▶ **DIRECTIONS FOR THIS TASK**
Gather the lines from the material that contain "xlabel".

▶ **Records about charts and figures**
+--

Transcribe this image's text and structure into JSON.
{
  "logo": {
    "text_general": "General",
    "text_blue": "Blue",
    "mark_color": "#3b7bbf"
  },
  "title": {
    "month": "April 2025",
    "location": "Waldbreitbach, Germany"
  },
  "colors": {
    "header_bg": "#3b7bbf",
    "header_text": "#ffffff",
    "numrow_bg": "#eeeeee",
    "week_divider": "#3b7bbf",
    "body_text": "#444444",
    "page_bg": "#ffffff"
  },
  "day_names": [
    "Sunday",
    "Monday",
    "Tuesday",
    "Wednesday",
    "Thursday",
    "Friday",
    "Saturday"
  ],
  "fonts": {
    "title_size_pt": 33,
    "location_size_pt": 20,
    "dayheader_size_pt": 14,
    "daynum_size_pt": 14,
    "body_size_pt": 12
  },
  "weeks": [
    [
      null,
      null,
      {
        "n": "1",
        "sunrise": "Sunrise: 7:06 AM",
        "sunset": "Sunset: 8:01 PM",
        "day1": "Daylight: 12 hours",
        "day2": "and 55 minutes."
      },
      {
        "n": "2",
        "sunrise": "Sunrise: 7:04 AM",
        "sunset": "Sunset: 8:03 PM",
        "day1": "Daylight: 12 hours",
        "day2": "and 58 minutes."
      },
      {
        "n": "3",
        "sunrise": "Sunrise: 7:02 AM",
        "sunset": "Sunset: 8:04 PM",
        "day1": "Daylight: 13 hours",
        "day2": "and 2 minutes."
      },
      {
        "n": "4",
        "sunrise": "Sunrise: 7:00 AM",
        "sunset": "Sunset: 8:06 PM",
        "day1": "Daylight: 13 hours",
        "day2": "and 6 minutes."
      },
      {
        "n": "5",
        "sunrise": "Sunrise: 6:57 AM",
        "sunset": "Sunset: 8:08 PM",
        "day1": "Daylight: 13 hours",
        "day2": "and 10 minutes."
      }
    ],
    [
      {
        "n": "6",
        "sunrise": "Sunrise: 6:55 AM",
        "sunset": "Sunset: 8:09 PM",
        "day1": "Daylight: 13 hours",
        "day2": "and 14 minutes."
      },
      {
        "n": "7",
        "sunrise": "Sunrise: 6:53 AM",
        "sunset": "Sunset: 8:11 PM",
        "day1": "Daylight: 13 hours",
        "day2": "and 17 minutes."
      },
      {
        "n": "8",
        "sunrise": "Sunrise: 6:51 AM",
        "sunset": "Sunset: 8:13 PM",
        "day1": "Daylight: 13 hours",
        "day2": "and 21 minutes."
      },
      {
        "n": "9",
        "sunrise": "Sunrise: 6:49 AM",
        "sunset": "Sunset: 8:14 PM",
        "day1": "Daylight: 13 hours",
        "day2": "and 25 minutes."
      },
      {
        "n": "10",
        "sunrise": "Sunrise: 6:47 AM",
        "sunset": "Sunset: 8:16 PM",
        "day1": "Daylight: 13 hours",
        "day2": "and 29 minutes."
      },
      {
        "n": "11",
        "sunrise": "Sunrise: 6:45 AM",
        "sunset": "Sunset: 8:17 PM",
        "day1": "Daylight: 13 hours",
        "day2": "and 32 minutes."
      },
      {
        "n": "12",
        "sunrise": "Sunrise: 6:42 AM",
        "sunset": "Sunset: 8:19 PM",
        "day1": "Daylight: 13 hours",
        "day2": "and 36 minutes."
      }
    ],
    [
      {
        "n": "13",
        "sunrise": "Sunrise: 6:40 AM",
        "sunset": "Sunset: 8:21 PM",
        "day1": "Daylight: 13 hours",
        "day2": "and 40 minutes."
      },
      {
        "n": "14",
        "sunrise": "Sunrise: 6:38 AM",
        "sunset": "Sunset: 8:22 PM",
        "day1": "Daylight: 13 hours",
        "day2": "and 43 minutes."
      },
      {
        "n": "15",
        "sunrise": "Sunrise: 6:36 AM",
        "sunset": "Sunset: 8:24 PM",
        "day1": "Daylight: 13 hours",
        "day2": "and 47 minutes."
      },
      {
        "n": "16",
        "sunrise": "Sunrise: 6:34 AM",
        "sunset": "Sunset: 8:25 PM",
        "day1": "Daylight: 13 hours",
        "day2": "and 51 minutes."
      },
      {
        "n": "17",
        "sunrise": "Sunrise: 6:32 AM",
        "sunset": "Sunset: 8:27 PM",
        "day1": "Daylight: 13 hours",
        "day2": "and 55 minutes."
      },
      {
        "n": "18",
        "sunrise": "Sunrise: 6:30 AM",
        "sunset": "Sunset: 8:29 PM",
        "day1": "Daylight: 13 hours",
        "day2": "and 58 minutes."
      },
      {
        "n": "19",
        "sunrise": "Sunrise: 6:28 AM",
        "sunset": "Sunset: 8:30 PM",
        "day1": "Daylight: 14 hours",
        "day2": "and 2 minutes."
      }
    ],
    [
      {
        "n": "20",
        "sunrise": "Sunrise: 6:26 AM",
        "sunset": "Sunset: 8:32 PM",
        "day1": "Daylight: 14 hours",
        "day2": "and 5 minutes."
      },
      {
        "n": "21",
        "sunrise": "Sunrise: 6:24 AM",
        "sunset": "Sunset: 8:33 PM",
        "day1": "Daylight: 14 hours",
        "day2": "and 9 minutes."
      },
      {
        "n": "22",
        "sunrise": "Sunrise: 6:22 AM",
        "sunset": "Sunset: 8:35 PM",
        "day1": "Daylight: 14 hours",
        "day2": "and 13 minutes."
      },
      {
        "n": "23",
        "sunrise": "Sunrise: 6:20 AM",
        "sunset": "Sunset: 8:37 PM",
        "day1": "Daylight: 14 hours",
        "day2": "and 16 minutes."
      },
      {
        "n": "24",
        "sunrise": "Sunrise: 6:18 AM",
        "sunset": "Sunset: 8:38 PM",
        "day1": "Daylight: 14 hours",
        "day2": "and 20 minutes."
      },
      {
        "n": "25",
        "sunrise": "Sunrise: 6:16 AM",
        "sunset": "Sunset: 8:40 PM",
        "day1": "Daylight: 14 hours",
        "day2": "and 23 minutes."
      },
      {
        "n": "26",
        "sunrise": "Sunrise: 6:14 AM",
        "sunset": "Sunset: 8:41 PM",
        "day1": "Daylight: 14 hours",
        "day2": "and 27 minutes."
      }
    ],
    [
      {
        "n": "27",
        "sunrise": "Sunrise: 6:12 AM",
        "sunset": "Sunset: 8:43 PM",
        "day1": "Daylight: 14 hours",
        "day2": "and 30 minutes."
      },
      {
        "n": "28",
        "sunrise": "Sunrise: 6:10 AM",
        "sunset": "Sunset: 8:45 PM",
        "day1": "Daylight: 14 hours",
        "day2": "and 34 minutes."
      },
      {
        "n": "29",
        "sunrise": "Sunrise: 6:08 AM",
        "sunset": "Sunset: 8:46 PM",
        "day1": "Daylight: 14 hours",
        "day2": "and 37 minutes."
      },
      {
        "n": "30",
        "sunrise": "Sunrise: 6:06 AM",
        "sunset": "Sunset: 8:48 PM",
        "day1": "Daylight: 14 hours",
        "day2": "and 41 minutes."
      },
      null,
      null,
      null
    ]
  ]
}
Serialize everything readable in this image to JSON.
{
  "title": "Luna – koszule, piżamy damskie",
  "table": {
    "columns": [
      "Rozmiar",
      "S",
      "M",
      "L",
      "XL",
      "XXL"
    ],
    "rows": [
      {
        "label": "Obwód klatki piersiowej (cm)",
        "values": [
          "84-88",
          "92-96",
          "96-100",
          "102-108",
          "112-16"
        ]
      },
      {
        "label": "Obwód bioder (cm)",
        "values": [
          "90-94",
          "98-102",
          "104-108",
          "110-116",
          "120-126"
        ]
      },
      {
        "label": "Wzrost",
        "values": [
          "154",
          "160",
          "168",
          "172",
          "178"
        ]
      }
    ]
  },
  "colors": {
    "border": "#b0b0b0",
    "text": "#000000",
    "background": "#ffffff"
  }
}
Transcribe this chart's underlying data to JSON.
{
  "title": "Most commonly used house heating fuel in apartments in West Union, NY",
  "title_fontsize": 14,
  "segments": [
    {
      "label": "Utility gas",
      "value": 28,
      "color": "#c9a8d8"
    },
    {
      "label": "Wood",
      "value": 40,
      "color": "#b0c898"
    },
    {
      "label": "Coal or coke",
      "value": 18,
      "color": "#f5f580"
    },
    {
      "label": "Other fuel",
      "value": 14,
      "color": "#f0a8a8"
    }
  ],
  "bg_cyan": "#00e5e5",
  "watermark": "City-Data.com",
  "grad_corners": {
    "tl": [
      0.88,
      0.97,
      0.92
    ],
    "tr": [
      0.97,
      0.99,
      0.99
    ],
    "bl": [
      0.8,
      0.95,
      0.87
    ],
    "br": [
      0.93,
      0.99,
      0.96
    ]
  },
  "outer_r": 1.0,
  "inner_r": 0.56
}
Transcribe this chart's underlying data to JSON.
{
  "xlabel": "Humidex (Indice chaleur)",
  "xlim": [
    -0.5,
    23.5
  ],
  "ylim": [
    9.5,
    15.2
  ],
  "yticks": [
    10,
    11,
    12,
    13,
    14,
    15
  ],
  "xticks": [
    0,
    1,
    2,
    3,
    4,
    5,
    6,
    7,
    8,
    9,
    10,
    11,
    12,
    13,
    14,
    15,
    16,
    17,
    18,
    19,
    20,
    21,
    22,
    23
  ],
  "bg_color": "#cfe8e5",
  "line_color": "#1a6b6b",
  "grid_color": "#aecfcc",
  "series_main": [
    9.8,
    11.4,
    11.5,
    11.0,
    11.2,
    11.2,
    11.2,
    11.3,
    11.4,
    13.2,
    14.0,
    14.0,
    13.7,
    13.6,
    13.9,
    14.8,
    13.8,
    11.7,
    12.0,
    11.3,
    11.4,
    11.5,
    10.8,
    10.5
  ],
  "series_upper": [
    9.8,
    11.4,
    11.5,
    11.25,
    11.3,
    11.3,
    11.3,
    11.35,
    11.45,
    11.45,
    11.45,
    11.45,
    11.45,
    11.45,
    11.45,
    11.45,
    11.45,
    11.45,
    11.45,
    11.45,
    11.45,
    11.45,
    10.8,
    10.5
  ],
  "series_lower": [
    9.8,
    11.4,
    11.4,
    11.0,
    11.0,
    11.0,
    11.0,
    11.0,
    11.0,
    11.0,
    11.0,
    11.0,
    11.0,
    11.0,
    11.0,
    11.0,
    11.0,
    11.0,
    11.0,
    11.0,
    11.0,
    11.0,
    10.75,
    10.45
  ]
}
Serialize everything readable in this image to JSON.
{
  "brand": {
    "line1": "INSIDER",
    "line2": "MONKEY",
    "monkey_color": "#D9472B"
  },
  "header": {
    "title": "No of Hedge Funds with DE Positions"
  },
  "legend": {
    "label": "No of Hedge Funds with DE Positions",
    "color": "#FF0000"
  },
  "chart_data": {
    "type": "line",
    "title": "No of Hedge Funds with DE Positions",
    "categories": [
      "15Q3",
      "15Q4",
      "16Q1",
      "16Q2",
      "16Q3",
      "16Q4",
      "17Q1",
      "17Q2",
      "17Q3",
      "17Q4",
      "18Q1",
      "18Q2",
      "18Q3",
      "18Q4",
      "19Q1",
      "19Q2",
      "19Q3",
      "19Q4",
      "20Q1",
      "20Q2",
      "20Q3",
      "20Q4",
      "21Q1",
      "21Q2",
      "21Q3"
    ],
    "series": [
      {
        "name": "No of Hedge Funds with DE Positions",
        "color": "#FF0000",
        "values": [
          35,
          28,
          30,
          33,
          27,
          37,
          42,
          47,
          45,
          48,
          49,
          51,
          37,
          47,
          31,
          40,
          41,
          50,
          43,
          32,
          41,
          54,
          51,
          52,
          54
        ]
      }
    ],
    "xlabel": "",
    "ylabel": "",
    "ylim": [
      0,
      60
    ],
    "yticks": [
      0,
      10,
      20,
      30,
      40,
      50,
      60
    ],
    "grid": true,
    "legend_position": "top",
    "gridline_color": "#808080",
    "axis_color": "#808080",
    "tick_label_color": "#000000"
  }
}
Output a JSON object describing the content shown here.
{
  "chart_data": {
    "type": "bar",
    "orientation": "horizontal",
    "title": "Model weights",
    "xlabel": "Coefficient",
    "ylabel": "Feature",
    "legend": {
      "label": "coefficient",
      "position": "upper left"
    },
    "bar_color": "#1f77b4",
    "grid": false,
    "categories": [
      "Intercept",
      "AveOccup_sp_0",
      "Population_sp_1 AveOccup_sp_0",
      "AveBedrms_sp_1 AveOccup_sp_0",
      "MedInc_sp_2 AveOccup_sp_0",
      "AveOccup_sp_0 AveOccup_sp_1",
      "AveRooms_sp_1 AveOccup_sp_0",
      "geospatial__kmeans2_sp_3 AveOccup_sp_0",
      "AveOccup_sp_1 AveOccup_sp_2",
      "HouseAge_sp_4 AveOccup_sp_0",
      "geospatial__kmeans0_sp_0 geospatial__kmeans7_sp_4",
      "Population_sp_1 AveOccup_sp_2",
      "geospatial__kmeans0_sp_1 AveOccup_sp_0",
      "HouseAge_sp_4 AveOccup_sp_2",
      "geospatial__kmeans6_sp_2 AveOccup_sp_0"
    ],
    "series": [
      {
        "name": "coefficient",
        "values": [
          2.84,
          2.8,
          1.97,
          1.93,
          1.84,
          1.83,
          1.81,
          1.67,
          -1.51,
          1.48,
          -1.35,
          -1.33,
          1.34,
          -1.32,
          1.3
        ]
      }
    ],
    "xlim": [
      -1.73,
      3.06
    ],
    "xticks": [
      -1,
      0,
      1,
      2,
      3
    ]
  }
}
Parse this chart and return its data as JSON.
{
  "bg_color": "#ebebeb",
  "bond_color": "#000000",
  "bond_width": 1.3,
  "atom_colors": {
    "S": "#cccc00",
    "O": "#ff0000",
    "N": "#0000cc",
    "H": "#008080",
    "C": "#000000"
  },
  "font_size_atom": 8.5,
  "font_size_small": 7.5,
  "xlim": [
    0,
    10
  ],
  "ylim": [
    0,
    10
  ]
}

+--

▶ **RESULT BELOW**
  "xlabel": "Humidex (Indice chaleur)",
    "xlabel": "",
    "xlabel": "Coefficient",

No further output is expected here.